> WHAT IS BEING ASKED: Gather each line in the entries that includes the string "this".

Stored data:
══════════════════════════════

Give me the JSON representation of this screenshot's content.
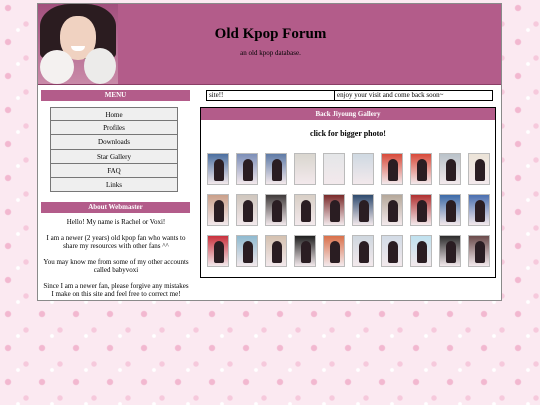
{
  "header": {
    "title": "Old Kpop Forum",
    "subtitle": "an old kpop database."
  },
  "marquee": {
    "left": "site!!",
    "right": "enjoy your visit and come back soon~"
  },
  "sidebar": {
    "menu_heading": "MENU",
    "menu_items": [
      "Home",
      "Profiles",
      "Downloads",
      "Star Gallery",
      "FAQ",
      "Links"
    ],
    "about_heading": "About Webmaster",
    "about_paragraphs": [
      "Hello! My name is Rachel or Voxi!",
      "I am a newer (2 years) old kpop fan who wants to share my resources with other fans ^^",
      "You may know me from some of my other accounts called babyvoxi",
      "Since I am a newer fan, please forgive any mistakes I make on this site and feel free to correct me!"
    ]
  },
  "gallery": {
    "heading": "Back Jiyoung Gallery",
    "instruction": "click for bigger photo!",
    "thumbnails": [
      [
        "#4b6fa0",
        "#7c8fb8",
        "#5e7aa6",
        "#d9d6cf",
        "#e4e6e8",
        "#cfd9e2",
        "#d84a3a",
        "#d84a3a",
        "#b9c2c9",
        "#ece4d8"
      ],
      [
        "#caa08a",
        "#cfc6bd",
        "#3f3a3a",
        "#d8cfc6",
        "#7a2a2a",
        "#2e4a6e",
        "#b5a89a",
        "#b03030",
        "#3c6aa8",
        "#4a6fb0"
      ],
      [
        "#c9303c",
        "#8fbad0",
        "#d4c1b0",
        "#1f1f1f",
        "#d9704a",
        "#cfd7df",
        "#d2dbe6",
        "#bfe1ef",
        "#2b2b2b",
        "#6a4a4a"
      ]
    ]
  }
}
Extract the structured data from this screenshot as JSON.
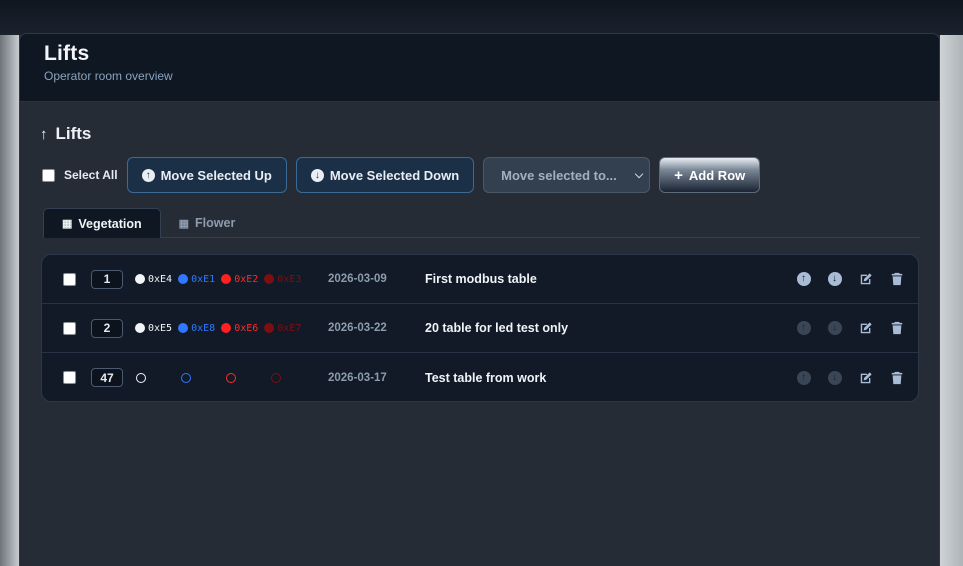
{
  "header": {
    "title": "Lifts",
    "subtitle": "Operator room overview"
  },
  "section": {
    "title": "Lifts",
    "arrow_glyph": "↑"
  },
  "toolbar": {
    "select_all_label": "Select All",
    "move_up_label": "Move Selected Up",
    "move_down_label": "Move Selected Down",
    "move_to_placeholder": "Move selected to...",
    "add_row_label": "Add Row"
  },
  "tabs": [
    {
      "label": "Vegetation",
      "active": true
    },
    {
      "label": "Flower",
      "active": false
    }
  ],
  "rows": [
    {
      "num": "1",
      "addresses": [
        "0xE4",
        "0xE1",
        "0xE2",
        "0xE3"
      ],
      "date": "2026-03-09",
      "name": "First modbus table",
      "move_up_enabled": true,
      "move_down_enabled": true
    },
    {
      "num": "2",
      "addresses": [
        "0xE5",
        "0xE8",
        "0xE6",
        "0xE7"
      ],
      "date": "2026-03-22",
      "name": "20 table for led test only",
      "move_up_enabled": false,
      "move_down_enabled": false
    },
    {
      "num": "47",
      "addresses": [
        "",
        "",
        "",
        ""
      ],
      "date": "2026-03-17",
      "name": "Test table from work",
      "move_up_enabled": false,
      "move_down_enabled": false
    }
  ],
  "colors": {
    "address_white": "#f2f5f8",
    "address_blue": "#2f78ff",
    "address_red": "#ff2a2a",
    "address_dark_red": "#7d0f12",
    "accent_border": "#3a6a95"
  },
  "icons": {
    "up": "arrow-up-circle-icon",
    "down": "arrow-down-circle-icon",
    "edit": "edit-icon",
    "delete": "trash-icon",
    "tab": "grid-icon"
  }
}
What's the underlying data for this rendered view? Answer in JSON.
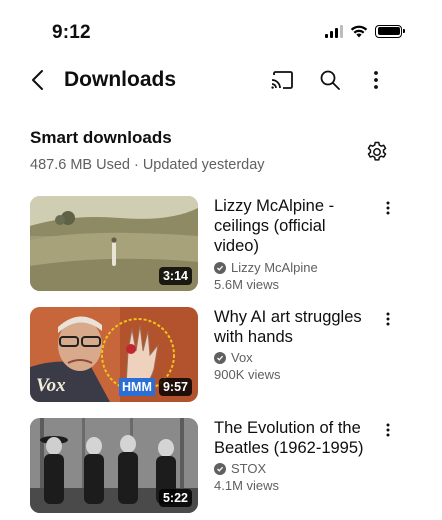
{
  "status_bar": {
    "time": "9:12"
  },
  "header": {
    "title": "Downloads",
    "icons": [
      "back-arrow-icon",
      "cast-icon",
      "search-icon",
      "more-vertical-icon"
    ]
  },
  "smart_downloads": {
    "title": "Smart downloads",
    "subtitle": "487.6 MB Used · Updated yesterday",
    "settings_icon": "gear-icon"
  },
  "videos": [
    {
      "title": "Lizzy McAlpine - ceilings (official video)",
      "channel": "Lizzy McAlpine",
      "views": "5.6M views",
      "duration": "3:14"
    },
    {
      "title": "Why AI art struggles with hands",
      "channel": "Vox",
      "views": "900K views",
      "duration": "9:57",
      "thumb_text": {
        "logo": "Vox",
        "tag": "HMM"
      }
    },
    {
      "title": "The Evolution of the Beatles (1962-1995)",
      "channel": "STOX",
      "views": "4.1M views",
      "duration": "5:22"
    }
  ],
  "colors": {
    "text_primary": "#0f0f0f",
    "text_secondary": "#606060",
    "background": "#ffffff",
    "thumb_tag_blue": "#2b6fd6"
  }
}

══════════════════════════════

> RESULT:
Give me the JSON representation of this screenshot's content.
      "Since I am a newer fan, please forgive any mistakes I make on this site and feel free to correct me!"
Extract the structured data from this screenshot as JSON.
What's the underlying data for this rendered view? Answer in JSON.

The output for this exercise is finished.